--- What is needed ---
In the entries below, count each line holding the word "Number". Answer with the total alone.

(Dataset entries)
---+---

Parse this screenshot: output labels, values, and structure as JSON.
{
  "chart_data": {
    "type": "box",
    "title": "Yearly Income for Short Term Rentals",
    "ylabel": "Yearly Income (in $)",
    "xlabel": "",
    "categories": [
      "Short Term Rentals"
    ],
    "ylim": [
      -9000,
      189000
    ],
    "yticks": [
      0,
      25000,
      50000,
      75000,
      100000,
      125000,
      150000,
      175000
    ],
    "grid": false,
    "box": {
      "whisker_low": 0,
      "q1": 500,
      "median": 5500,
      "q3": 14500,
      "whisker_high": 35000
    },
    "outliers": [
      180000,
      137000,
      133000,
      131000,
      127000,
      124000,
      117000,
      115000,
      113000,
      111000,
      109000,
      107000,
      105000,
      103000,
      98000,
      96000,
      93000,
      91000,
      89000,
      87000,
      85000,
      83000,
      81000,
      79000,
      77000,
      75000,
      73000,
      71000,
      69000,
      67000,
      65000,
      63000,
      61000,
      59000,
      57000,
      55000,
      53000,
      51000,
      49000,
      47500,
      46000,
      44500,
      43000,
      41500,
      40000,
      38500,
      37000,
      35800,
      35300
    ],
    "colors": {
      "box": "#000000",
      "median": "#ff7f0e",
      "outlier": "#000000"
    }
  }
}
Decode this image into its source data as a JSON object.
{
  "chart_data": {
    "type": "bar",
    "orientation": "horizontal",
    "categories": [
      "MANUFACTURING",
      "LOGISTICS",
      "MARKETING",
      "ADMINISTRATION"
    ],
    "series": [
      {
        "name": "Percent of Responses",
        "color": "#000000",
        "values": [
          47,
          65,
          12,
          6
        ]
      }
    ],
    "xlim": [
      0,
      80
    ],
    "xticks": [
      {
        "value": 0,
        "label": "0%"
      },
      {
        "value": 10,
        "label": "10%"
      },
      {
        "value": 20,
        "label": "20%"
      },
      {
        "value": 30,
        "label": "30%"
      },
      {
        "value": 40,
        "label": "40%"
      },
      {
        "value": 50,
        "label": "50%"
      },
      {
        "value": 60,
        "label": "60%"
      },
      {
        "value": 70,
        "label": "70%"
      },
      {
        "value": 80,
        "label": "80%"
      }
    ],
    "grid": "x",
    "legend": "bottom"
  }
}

---+---

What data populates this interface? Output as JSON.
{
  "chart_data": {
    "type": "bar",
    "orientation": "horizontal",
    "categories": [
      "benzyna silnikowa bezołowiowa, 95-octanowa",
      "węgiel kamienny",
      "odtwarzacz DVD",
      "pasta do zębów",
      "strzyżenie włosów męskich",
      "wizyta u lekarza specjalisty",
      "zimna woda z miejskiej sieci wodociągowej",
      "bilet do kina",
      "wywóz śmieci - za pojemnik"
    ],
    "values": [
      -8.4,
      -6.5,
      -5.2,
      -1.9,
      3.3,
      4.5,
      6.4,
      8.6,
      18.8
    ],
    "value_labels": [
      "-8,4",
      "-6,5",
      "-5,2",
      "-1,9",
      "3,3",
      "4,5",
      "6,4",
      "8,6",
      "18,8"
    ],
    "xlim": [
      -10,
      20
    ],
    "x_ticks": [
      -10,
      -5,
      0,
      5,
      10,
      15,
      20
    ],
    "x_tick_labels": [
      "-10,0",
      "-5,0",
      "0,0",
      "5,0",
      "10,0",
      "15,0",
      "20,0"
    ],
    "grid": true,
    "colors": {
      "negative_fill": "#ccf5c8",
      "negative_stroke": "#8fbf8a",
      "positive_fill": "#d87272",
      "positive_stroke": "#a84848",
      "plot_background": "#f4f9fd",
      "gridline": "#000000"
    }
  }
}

---+---

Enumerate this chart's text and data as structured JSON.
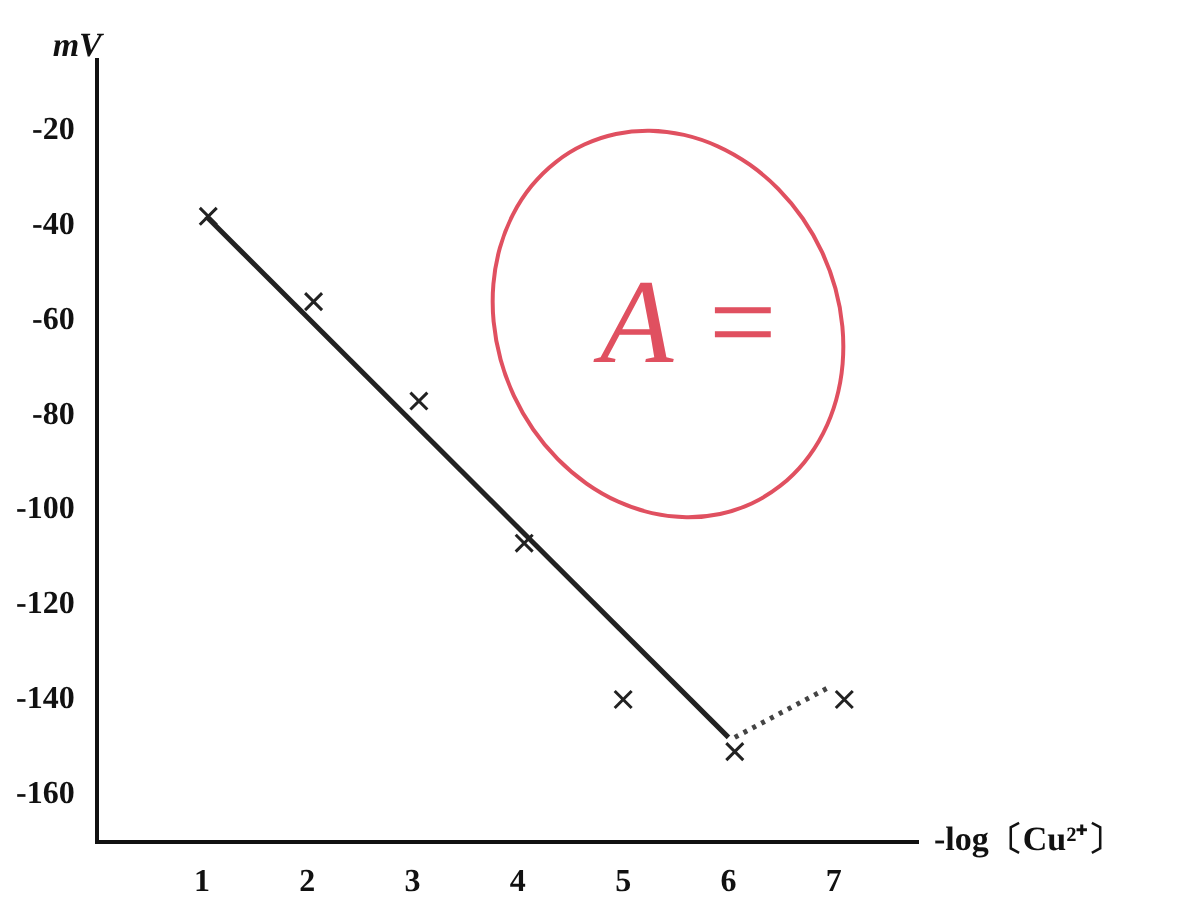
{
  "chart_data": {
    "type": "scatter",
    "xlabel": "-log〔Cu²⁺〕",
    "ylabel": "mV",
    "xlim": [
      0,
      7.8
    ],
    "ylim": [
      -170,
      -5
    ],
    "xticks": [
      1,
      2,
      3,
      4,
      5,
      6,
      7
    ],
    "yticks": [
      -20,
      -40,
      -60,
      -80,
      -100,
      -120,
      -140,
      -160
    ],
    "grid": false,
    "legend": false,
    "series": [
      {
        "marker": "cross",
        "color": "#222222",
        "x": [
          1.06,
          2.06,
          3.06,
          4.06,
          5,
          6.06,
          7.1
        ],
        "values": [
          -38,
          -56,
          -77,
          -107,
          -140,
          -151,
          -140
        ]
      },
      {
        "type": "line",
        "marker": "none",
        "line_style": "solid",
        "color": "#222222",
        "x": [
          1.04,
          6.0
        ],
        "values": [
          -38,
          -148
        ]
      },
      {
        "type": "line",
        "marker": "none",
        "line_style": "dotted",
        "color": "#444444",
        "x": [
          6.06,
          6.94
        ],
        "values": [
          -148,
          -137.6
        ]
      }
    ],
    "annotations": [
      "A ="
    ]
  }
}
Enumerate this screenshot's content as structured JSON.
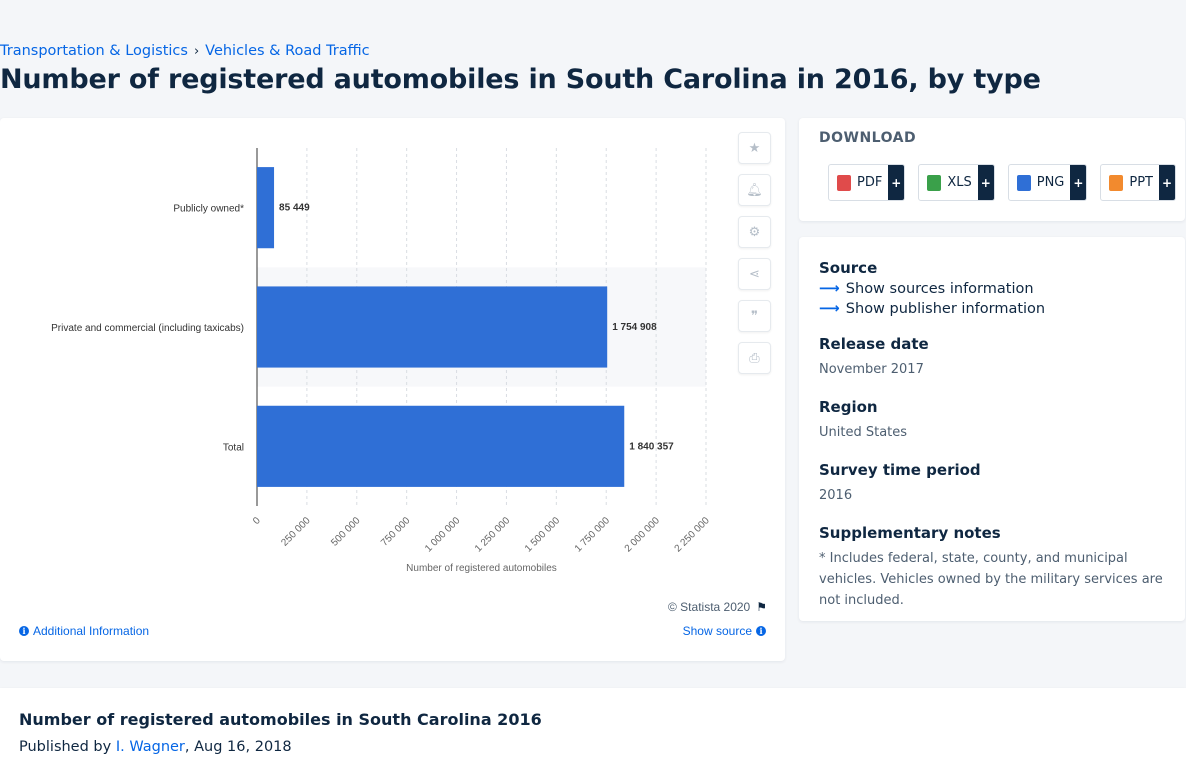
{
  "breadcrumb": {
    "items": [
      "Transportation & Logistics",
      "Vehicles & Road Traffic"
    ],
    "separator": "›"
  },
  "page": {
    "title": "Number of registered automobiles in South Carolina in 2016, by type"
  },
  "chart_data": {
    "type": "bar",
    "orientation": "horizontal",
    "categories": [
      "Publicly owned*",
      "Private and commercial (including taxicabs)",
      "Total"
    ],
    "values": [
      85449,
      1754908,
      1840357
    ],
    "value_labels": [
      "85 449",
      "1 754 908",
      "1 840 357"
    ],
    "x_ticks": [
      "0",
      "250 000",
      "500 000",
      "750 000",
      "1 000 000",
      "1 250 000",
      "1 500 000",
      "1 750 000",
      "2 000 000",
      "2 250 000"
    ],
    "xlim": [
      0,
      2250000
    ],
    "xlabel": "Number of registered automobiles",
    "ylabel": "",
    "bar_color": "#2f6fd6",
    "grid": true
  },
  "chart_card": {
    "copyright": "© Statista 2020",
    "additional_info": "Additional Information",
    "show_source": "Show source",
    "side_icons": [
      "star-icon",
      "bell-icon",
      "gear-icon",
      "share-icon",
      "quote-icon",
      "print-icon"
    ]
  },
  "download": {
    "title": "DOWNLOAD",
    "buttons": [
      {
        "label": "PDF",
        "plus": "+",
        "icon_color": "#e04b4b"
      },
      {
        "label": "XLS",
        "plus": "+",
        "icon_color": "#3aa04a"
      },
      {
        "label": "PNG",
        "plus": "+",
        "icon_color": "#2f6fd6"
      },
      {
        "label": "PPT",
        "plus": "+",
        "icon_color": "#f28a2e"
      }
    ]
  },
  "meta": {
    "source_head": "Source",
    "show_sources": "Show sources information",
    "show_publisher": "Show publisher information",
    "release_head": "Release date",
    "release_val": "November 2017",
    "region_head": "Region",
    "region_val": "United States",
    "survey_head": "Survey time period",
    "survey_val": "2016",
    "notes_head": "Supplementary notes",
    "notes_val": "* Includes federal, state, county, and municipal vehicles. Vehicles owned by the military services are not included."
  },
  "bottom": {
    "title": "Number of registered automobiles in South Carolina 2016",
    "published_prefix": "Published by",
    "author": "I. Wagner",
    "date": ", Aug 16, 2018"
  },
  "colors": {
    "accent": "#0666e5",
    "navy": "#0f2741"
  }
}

---+---

--- Final answer ---
3